TASK REQUIREMENTS ::
Please write out every line of the material below as a numbered list, leaving out blank lines and the pictures.

EXTRACTED DATA ::

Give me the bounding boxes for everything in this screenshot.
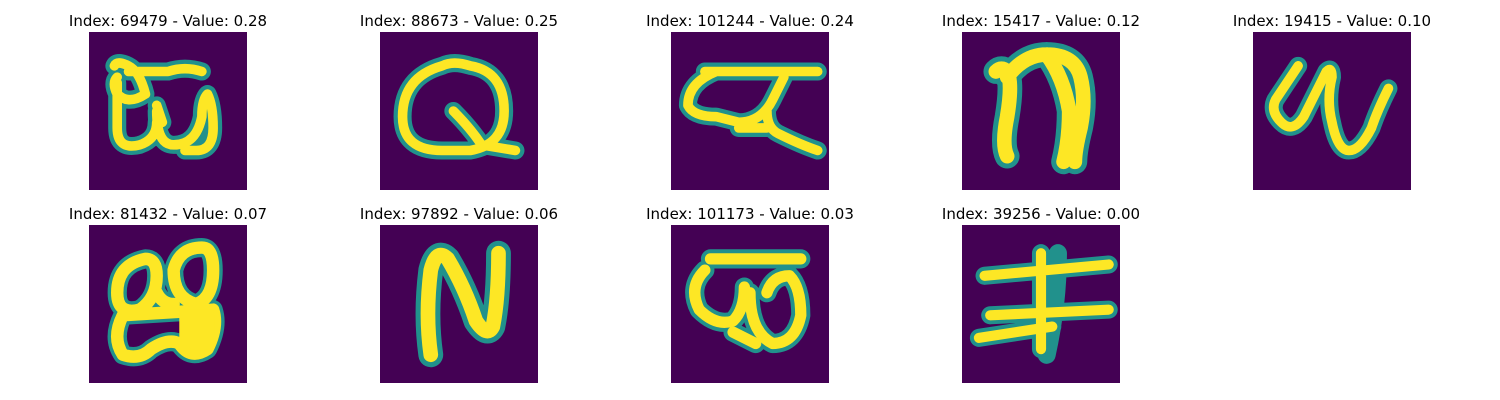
panel-title: Index: 81432 - Value: 0.07: [68, 205, 268, 223]
panel-title: Index: 101244 - Value: 0.24: [646, 12, 854, 30]
glyph-image: [1253, 32, 1411, 190]
glyph-image: [962, 225, 1120, 383]
panel-5: Index: 19415 - Value: 0.10: [1182, 11, 1482, 201]
panel-7: Index: 97892 - Value: 0.06: [309, 204, 609, 394]
glyph-image: [671, 225, 829, 383]
panel-3: Index: 101244 - Value: 0.24: [600, 11, 900, 201]
panel-title: Index: 97892 - Value: 0.06: [359, 205, 559, 223]
glyph-image: [380, 225, 538, 383]
panel-title: Index: 101173 - Value: 0.03: [646, 205, 854, 223]
panel-1: Index: 69479 - Value: 0.28: [18, 11, 318, 201]
glyph-image: [671, 32, 829, 190]
panel-title: Index: 15417 - Value: 0.12: [941, 12, 1141, 30]
panel-9: Index: 39256 - Value: 0.00: [891, 204, 1191, 394]
panel-2: Index: 88673 - Value: 0.25: [309, 11, 609, 201]
panel-title: Index: 19415 - Value: 0.10: [1232, 12, 1432, 30]
panel-4: Index: 15417 - Value: 0.12: [891, 11, 1191, 201]
panel-title: Index: 88673 - Value: 0.25: [359, 12, 559, 30]
glyph-image: [89, 32, 247, 190]
glyph-image: [89, 225, 247, 383]
panel-6: Index: 81432 - Value: 0.07: [18, 204, 318, 394]
panel-title: Index: 69479 - Value: 0.28: [68, 12, 268, 30]
glyph-image: [962, 32, 1120, 190]
panel-title: Index: 39256 - Value: 0.00: [941, 205, 1141, 223]
panel-8: Index: 101173 - Value: 0.03: [600, 204, 900, 394]
glyph-image: [380, 32, 538, 190]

ANSWER TO THE TASK ::
1. Give me the bounding boxes for everything in this screenshot.
2. panel-title: Index: 81432 - Value: 0.07: [68, 205, 268, 223]
3. panel-title: Index: 101244 - Value: 0.24: [646, 12, 854, 30]
4. glyph-image: [1253, 32, 1411, 190]
5. glyph-image: [962, 225, 1120, 383]
6. panel-5: Index: 19415 - Value: 0.10: [1182, 11, 1482, 201]
7. panel-7: Index: 97892 - Value: 0.06: [309, 204, 609, 394]
8. glyph-image: [671, 225, 829, 383]
9. panel-3: Index: 101244 - Value: 0.24: [600, 11, 900, 201]
10. panel-title: Index: 97892 - Value: 0.06: [359, 205, 559, 223]
11. glyph-image: [380, 225, 538, 383]
12. panel-title: Index: 101173 - Value: 0.03: [646, 205, 854, 223]
13. panel-1: Index: 69479 - Value: 0.28: [18, 11, 318, 201]
14. glyph-image: [671, 32, 829, 190]
15. panel-title: Index: 15417 - Value: 0.12: [941, 12, 1141, 30]
16. panel-9: Index: 39256 - Value: 0.00: [891, 204, 1191, 394]
17. panel-2: Index: 88673 - Value: 0.25: [309, 11, 609, 201]
18. panel-title: Index: 19415 - Value: 0.10: [1232, 12, 1432, 30]
19. panel-4: Index: 15417 - Value: 0.12: [891, 11, 1191, 201]
20. panel-title: Index: 88673 - Value: 0.25: [359, 12, 559, 30]
21. glyph-image: [89, 32, 247, 190]
22. glyph-image: [89, 225, 247, 383]
23. panel-6: Index: 81432 - Value: 0.07: [18, 204, 318, 394]
24. panel-title: Index: 69479 - Value: 0.28: [68, 12, 268, 30]
25. glyph-image: [962, 32, 1120, 190]
26. panel-title: Index: 39256 - Value: 0.00: [941, 205, 1141, 223]
27. panel-8: Index: 101173 - Value: 0.03: [600, 204, 900, 394]
28. glyph-image: [380, 32, 538, 190]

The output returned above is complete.